=== What you need to do ===
Repeat all of the material exactly as given.
+ + + + + + +
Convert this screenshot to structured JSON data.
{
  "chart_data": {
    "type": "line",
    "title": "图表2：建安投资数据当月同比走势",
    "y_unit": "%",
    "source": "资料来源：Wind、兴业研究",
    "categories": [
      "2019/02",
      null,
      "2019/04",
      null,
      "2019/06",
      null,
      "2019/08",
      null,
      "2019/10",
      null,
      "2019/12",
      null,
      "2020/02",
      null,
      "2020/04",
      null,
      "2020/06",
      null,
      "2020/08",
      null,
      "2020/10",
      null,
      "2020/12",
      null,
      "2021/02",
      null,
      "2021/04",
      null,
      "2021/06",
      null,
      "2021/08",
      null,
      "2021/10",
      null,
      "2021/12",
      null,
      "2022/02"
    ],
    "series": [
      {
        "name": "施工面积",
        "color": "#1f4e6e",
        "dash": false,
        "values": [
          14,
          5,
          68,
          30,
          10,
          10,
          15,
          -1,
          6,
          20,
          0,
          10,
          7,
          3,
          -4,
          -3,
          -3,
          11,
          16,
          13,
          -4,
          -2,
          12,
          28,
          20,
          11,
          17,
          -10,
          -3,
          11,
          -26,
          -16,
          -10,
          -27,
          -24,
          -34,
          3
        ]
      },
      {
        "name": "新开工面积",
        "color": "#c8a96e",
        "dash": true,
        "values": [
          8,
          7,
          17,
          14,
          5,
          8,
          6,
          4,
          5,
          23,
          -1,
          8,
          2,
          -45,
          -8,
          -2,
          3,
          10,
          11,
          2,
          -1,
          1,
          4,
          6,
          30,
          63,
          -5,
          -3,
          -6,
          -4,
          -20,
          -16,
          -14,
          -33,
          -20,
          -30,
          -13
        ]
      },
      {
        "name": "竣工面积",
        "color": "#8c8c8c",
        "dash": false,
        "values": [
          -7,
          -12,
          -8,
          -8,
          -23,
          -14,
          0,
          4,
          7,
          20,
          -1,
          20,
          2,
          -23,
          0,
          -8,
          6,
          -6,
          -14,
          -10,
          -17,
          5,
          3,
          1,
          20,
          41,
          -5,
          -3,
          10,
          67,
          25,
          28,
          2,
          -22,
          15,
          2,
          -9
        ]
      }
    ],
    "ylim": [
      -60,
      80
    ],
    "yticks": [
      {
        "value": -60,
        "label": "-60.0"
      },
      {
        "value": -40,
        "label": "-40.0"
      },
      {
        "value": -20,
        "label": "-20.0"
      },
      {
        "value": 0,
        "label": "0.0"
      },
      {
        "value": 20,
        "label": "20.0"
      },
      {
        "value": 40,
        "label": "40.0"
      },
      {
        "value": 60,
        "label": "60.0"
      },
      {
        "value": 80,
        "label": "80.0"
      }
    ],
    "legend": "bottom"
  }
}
+ + + + + + +
=== Finished exercise ===
Convert this screenshot to structured JSON data.
{
  "chart_data": {
    "type": "line",
    "title": "图表2：建安投资数据当月同比走势",
    "y_unit": "%",
    "source": "资料来源：Wind、兴业研究",
    "categories": [
      "2019/02",
      null,
      "2019/04",
      null,
      "2019/06",
      null,
      "2019/08",
      null,
      "2019/10",
      null,
      "2019/12",
      null,
      "2020/02",
      null,
      "2020/04",
      null,
      "2020/06",
      null,
      "2020/08",
      null,
      "2020/10",
      null,
      "2020/12",
      null,
      "2021/02",
      null,
      "2021/04",
      null,
      "2021/06",
      null,
      "2021/08",
      null,
      "2021/10",
      null,
      "2021/12",
      null,
      "2022/02"
    ],
    "series": [
      {
        "name": "施工面积",
        "color": "#1f4e6e",
        "dash": false,
        "values": [
          14,
          5,
          68,
          30,
          10,
          10,
          15,
          -1,
          6,
          20,
          0,
          10,
          7,
          3,
          -4,
          -3,
          -3,
          11,
          16,
          13,
          -4,
          -2,
          12,
          28,
          20,
          11,
          17,
          -10,
          -3,
          11,
          -26,
          -16,
          -10,
          -27,
          -24,
          -34,
          3
        ]
      },
      {
        "name": "新开工面积",
        "color": "#c8a96e",
        "dash": true,
        "values": [
          8,
          7,
          17,
          14,
          5,
          8,
          6,
          4,
          5,
          23,
          -1,
          8,
          2,
          -45,
          -8,
          -2,
          3,
          10,
          11,
          2,
          -1,
          1,
          4,
          6,
          30,
          63,
          -5,
          -3,
          -6,
          -4,
          -20,
          -16,
          -14,
          -33,
          -20,
          -30,
          -13
        ]
      },
      {
        "name": "竣工面积",
        "color": "#8c8c8c",
        "dash": false,
        "values": [
          -7,
          -12,
          -8,
          -8,
          -23,
          -14,
          0,
          4,
          7,
          20,
          -1,
          20,
          2,
          -23,
          0,
          -8,
          6,
          -6,
          -14,
          -10,
          -17,
          5,
          3,
          1,
          20,
          41,
          -5,
          -3,
          10,
          67,
          25,
          28,
          2,
          -22,
          15,
          2,
          -9
        ]
      }
    ],
    "ylim": [
      -60,
      80
    ],
    "yticks": [
      {
        "value": -60,
        "label": "-60.0"
      },
      {
        "value": -40,
        "label": "-40.0"
      },
      {
        "value": -20,
        "label": "-20.0"
      },
      {
        "value": 0,
        "label": "0.0"
      },
      {
        "value": 20,
        "label": "20.0"
      },
      {
        "value": 40,
        "label": "40.0"
      },
      {
        "value": 60,
        "label": "60.0"
      },
      {
        "value": 80,
        "label": "80.0"
      }
    ],
    "legend": "bottom"
  }
}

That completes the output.